"""
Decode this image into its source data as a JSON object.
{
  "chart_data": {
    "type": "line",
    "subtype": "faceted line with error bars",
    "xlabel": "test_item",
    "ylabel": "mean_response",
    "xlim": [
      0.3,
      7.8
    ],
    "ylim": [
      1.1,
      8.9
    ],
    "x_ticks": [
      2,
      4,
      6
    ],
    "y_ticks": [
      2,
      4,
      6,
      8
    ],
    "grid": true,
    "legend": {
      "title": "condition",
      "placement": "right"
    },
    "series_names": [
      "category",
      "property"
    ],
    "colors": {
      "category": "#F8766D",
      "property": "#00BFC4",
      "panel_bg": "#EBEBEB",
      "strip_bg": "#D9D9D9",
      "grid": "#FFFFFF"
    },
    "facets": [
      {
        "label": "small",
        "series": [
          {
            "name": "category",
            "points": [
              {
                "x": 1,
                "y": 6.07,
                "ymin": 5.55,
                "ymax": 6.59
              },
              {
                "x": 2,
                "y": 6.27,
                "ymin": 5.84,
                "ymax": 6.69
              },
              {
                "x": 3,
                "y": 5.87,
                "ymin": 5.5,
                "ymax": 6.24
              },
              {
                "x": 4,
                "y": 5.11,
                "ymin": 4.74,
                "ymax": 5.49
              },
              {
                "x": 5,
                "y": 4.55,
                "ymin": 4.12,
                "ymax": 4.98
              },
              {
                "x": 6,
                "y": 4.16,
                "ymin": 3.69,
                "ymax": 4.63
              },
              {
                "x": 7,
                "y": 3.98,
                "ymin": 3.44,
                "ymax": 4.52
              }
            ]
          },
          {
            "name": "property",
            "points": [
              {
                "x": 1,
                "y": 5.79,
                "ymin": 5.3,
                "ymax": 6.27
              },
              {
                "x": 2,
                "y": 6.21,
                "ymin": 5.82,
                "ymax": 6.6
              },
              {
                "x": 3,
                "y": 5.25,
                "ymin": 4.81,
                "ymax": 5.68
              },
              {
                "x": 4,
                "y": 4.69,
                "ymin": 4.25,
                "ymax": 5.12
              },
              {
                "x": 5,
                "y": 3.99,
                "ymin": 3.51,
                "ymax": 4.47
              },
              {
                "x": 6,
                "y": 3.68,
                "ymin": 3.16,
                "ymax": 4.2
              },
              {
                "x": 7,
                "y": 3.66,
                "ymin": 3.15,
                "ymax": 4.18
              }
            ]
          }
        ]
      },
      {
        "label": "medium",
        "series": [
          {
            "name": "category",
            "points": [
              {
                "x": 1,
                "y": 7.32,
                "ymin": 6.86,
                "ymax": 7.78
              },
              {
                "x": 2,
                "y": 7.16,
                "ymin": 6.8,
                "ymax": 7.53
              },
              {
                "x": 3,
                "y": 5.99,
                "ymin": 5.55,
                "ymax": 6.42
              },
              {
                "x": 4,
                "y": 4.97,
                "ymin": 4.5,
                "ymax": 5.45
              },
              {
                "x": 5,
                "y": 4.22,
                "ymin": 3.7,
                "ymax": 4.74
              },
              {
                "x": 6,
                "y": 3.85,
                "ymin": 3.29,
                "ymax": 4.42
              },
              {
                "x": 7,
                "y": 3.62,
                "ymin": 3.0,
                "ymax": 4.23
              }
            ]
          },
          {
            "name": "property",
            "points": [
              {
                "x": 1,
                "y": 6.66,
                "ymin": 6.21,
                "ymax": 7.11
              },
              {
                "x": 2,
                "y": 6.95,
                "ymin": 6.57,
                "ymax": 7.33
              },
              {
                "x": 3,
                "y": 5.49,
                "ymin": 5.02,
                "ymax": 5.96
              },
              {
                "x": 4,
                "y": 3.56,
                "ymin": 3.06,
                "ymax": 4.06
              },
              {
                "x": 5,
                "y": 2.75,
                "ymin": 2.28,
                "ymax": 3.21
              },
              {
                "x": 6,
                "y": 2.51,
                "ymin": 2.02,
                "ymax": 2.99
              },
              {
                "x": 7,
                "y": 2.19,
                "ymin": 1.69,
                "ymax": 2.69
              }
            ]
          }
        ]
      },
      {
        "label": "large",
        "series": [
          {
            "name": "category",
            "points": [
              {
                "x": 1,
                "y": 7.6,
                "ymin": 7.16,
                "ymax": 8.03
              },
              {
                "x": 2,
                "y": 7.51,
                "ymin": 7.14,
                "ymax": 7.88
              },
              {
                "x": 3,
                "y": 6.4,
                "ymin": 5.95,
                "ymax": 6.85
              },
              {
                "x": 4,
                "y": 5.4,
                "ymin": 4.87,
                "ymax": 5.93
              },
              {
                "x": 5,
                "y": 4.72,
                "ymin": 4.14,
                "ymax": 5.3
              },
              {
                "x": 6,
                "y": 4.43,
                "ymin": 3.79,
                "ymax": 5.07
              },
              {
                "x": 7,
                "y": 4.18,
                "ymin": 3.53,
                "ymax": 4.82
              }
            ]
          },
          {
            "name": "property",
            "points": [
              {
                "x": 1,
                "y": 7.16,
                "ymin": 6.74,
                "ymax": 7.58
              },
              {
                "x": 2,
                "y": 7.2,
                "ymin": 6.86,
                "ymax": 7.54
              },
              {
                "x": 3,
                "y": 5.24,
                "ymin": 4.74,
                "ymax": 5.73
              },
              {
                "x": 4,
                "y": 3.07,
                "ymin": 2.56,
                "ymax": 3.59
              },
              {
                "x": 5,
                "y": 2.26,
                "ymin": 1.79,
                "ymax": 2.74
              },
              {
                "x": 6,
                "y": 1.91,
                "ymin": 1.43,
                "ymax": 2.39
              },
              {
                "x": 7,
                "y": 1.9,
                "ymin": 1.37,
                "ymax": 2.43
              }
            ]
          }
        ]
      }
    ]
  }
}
"""
Set down all of the entries exactly, please.

Decode this image into its source data as a JSON object.
{
  "chart_data": {
    "type": "line",
    "subtype": "faceted line with error bars",
    "xlabel": "test_item",
    "ylabel": "mean_response",
    "xlim": [
      0.3,
      7.8
    ],
    "ylim": [
      1.1,
      8.9
    ],
    "x_ticks": [
      2,
      4,
      6
    ],
    "y_ticks": [
      2,
      4,
      6,
      8
    ],
    "grid": true,
    "legend": {
      "title": "condition",
      "placement": "right"
    },
    "series_names": [
      "category",
      "property"
    ],
    "colors": {
      "category": "#F8766D",
      "property": "#00BFC4",
      "panel_bg": "#EBEBEB",
      "strip_bg": "#D9D9D9",
      "grid": "#FFFFFF"
    },
    "facets": [
      {
        "label": "small",
        "series": [
          {
            "name": "category",
            "points": [
              {
                "x": 1,
                "y": 6.07,
                "ymin": 5.55,
                "ymax": 6.59
              },
              {
                "x": 2,
                "y": 6.27,
                "ymin": 5.84,
                "ymax": 6.69
              },
              {
                "x": 3,
                "y": 5.87,
                "ymin": 5.5,
                "ymax": 6.24
              },
              {
                "x": 4,
                "y": 5.11,
                "ymin": 4.74,
                "ymax": 5.49
              },
              {
                "x": 5,
                "y": 4.55,
                "ymin": 4.12,
                "ymax": 4.98
              },
              {
                "x": 6,
                "y": 4.16,
                "ymin": 3.69,
                "ymax": 4.63
              },
              {
                "x": 7,
                "y": 3.98,
                "ymin": 3.44,
                "ymax": 4.52
              }
            ]
          },
          {
            "name": "property",
            "points": [
              {
                "x": 1,
                "y": 5.79,
                "ymin": 5.3,
                "ymax": 6.27
              },
              {
                "x": 2,
                "y": 6.21,
                "ymin": 5.82,
                "ymax": 6.6
              },
              {
                "x": 3,
                "y": 5.25,
                "ymin": 4.81,
                "ymax": 5.68
              },
              {
                "x": 4,
                "y": 4.69,
                "ymin": 4.25,
                "ymax": 5.12
              },
              {
                "x": 5,
                "y": 3.99,
                "ymin": 3.51,
                "ymax": 4.47
              },
              {
                "x": 6,
                "y": 3.68,
                "ymin": 3.16,
                "ymax": 4.2
              },
              {
                "x": 7,
                "y": 3.66,
                "ymin": 3.15,
                "ymax": 4.18
              }
            ]
          }
        ]
      },
      {
        "label": "medium",
        "series": [
          {
            "name": "category",
            "points": [
              {
                "x": 1,
                "y": 7.32,
                "ymin": 6.86,
                "ymax": 7.78
              },
              {
                "x": 2,
                "y": 7.16,
                "ymin": 6.8,
                "ymax": 7.53
              },
              {
                "x": 3,
                "y": 5.99,
                "ymin": 5.55,
                "ymax": 6.42
              },
              {
                "x": 4,
                "y": 4.97,
                "ymin": 4.5,
                "ymax": 5.45
              },
              {
                "x": 5,
                "y": 4.22,
                "ymin": 3.7,
                "ymax": 4.74
              },
              {
                "x": 6,
                "y": 3.85,
                "ymin": 3.29,
                "ymax": 4.42
              },
              {
                "x": 7,
                "y": 3.62,
                "ymin": 3.0,
                "ymax": 4.23
              }
            ]
          },
          {
            "name": "property",
            "points": [
              {
                "x": 1,
                "y": 6.66,
                "ymin": 6.21,
                "ymax": 7.11
              },
              {
                "x": 2,
                "y": 6.95,
                "ymin": 6.57,
                "ymax": 7.33
              },
              {
                "x": 3,
                "y": 5.49,
                "ymin": 5.02,
                "ymax": 5.96
              },
              {
                "x": 4,
                "y": 3.56,
                "ymin": 3.06,
                "ymax": 4.06
              },
              {
                "x": 5,
                "y": 2.75,
                "ymin": 2.28,
                "ymax": 3.21
              },
              {
                "x": 6,
                "y": 2.51,
                "ymin": 2.02,
                "ymax": 2.99
              },
              {
                "x": 7,
                "y": 2.19,
                "ymin": 1.69,
                "ymax": 2.69
              }
            ]
          }
        ]
      },
      {
        "label": "large",
        "series": [
          {
            "name": "category",
            "points": [
              {
                "x": 1,
                "y": 7.6,
                "ymin": 7.16,
                "ymax": 8.03
              },
              {
                "x": 2,
                "y": 7.51,
                "ymin": 7.14,
                "ymax": 7.88
              },
              {
                "x": 3,
                "y": 6.4,
                "ymin": 5.95,
                "ymax": 6.85
              },
              {
                "x": 4,
                "y": 5.4,
                "ymin": 4.87,
                "ymax": 5.93
              },
              {
                "x": 5,
                "y": 4.72,
                "ymin": 4.14,
                "ymax": 5.3
              },
              {
                "x": 6,
                "y": 4.43,
                "ymin": 3.79,
                "ymax": 5.07
              },
              {
                "x": 7,
                "y": 4.18,
                "ymin": 3.53,
                "ymax": 4.82
              }
            ]
          },
          {
            "name": "property",
            "points": [
              {
                "x": 1,
                "y": 7.16,
                "ymin": 6.74,
                "ymax": 7.58
              },
              {
                "x": 2,
                "y": 7.2,
                "ymin": 6.86,
                "ymax": 7.54
              },
              {
                "x": 3,
                "y": 5.24,
                "ymin": 4.74,
                "ymax": 5.73
              },
              {
                "x": 4,
                "y": 3.07,
                "ymin": 2.56,
                "ymax": 3.59
              },
              {
                "x": 5,
                "y": 2.26,
                "ymin": 1.79,
                "ymax": 2.74
              },
              {
                "x": 6,
                "y": 1.91,
                "ymin": 1.43,
                "ymax": 2.39
              },
              {
                "x": 7,
                "y": 1.9,
                "ymin": 1.37,
                "ymax": 2.43
              }
            ]
          }
        ]
      }
    ]
  }
}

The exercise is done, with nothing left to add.